> TASK BRIEF: Transcribe every entry word for word. Skip the pictures.
◇ ◇ ◇ ◇ ◇ ◇ ◇
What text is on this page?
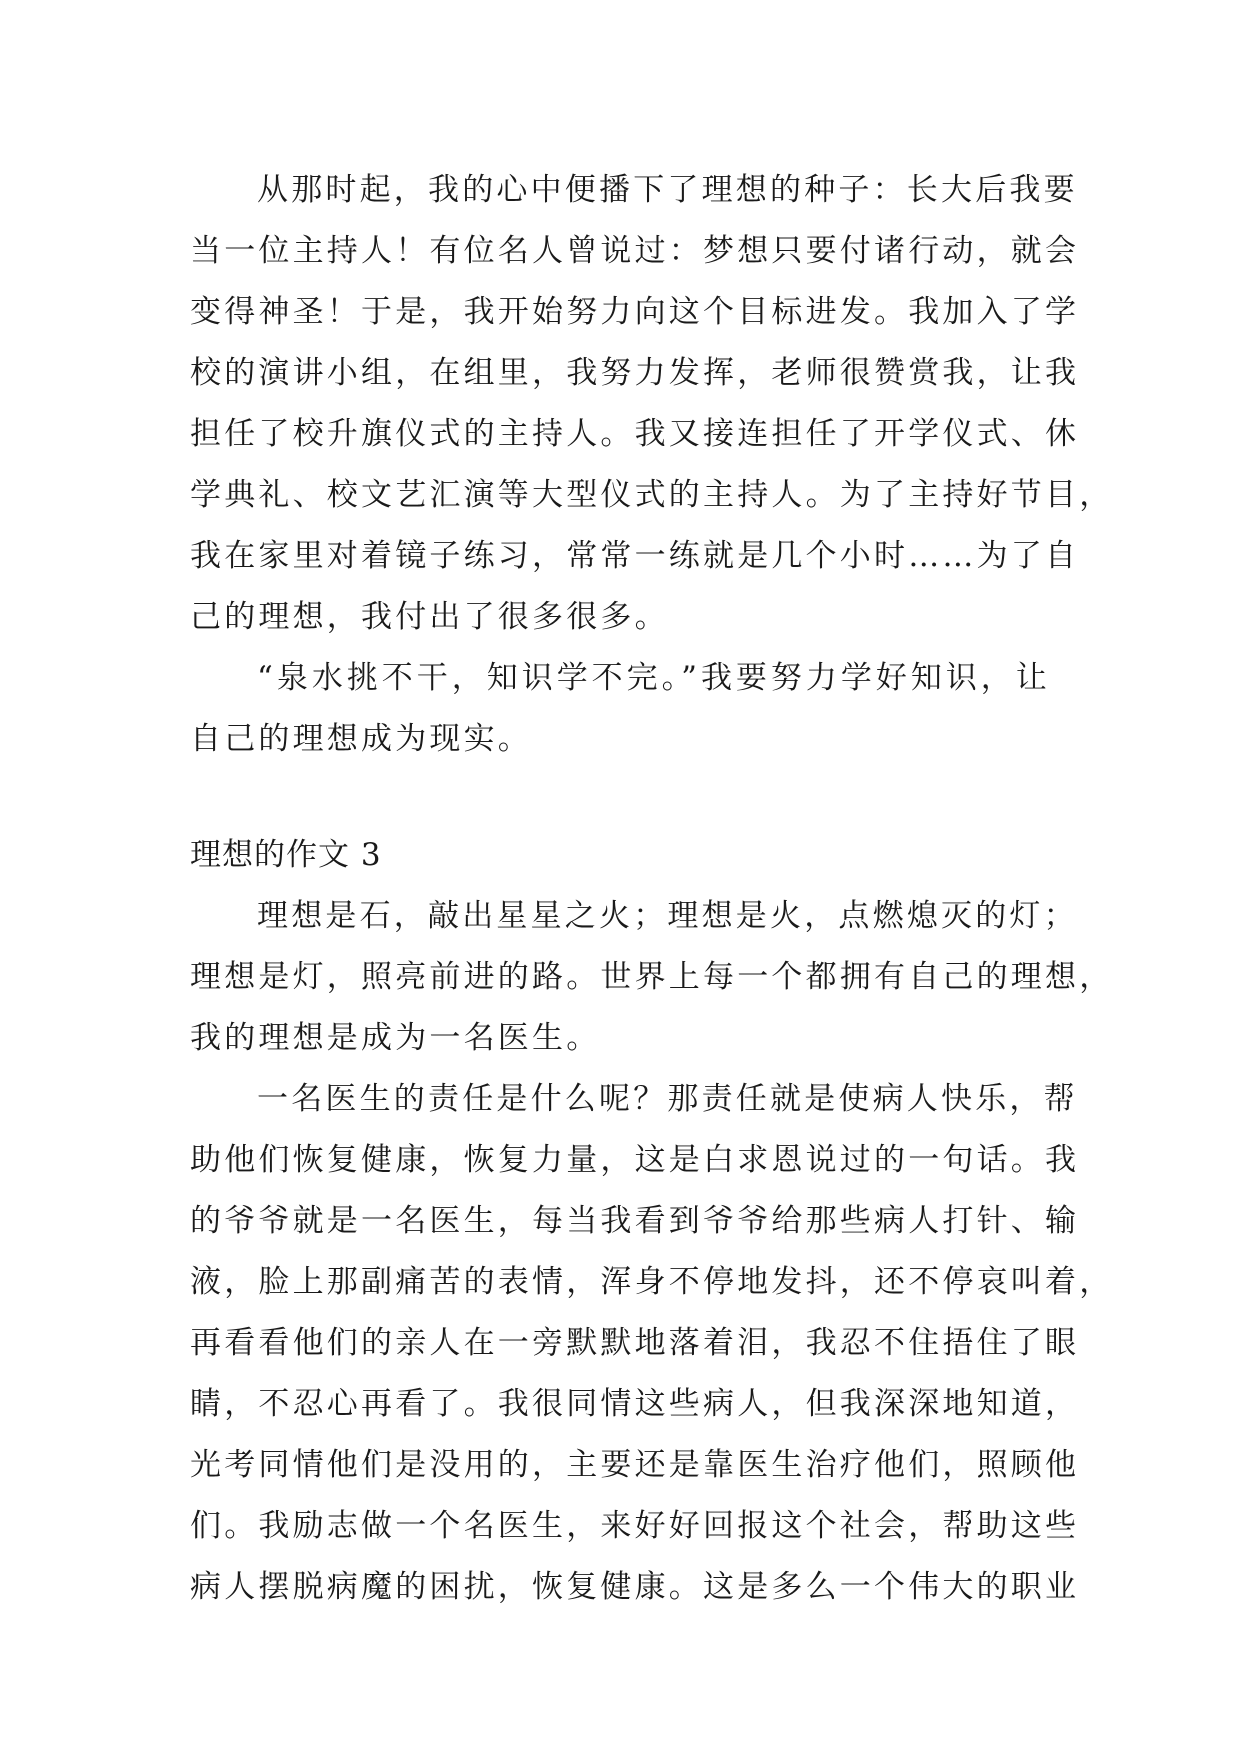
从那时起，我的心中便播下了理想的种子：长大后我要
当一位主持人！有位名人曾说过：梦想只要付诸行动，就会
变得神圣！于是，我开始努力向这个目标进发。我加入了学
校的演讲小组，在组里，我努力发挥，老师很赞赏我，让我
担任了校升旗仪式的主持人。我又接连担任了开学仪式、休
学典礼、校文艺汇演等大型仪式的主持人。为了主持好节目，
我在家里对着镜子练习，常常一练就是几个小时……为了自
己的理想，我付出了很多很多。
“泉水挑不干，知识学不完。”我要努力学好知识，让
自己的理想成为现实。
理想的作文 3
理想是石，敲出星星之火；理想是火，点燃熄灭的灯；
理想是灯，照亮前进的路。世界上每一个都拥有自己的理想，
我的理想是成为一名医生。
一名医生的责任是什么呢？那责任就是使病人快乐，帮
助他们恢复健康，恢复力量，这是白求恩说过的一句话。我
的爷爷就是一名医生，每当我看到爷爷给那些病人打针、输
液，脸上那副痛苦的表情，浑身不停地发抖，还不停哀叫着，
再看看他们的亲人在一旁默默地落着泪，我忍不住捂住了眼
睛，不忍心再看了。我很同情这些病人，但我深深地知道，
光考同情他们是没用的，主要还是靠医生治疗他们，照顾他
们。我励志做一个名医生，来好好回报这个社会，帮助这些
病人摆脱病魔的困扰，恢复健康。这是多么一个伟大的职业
◇ ◇ ◇ ◇ ◇ ◇ ◇
> RESULT BELOW:
What text is on this page?
从那时起，我的心中便播下了理想的种子：长大后我要
当一位主持人！有位名人曾说过：梦想只要付诸行动，就会
变得神圣！于是，我开始努力向这个目标进发。我加入了学
校的演讲小组，在组里，我努力发挥，老师很赞赏我，让我
担任了校升旗仪式的主持人。我又接连担任了开学仪式、休
学典礼、校文艺汇演等大型仪式的主持人。为了主持好节目，
我在家里对着镜子练习，常常一练就是几个小时……为了自
己的理想，我付出了很多很多。
“泉水挑不干，知识学不完。”我要努力学好知识，让
自己的理想成为现实。
理想的作文 3
理想是石，敲出星星之火；理想是火，点燃熄灭的灯；
理想是灯，照亮前进的路。世界上每一个都拥有自己的理想，
我的理想是成为一名医生。
一名医生的责任是什么呢？那责任就是使病人快乐，帮
助他们恢复健康，恢复力量，这是白求恩说过的一句话。我
的爷爷就是一名医生，每当我看到爷爷给那些病人打针、输
液，脸上那副痛苦的表情，浑身不停地发抖，还不停哀叫着，
再看看他们的亲人在一旁默默地落着泪，我忍不住捂住了眼
睛，不忍心再看了。我很同情这些病人，但我深深地知道，
光考同情他们是没用的，主要还是靠医生治疗他们，照顾他
们。我励志做一个名医生，来好好回报这个社会，帮助这些
病人摆脱病魔的困扰，恢复健康。这是多么一个伟大的职业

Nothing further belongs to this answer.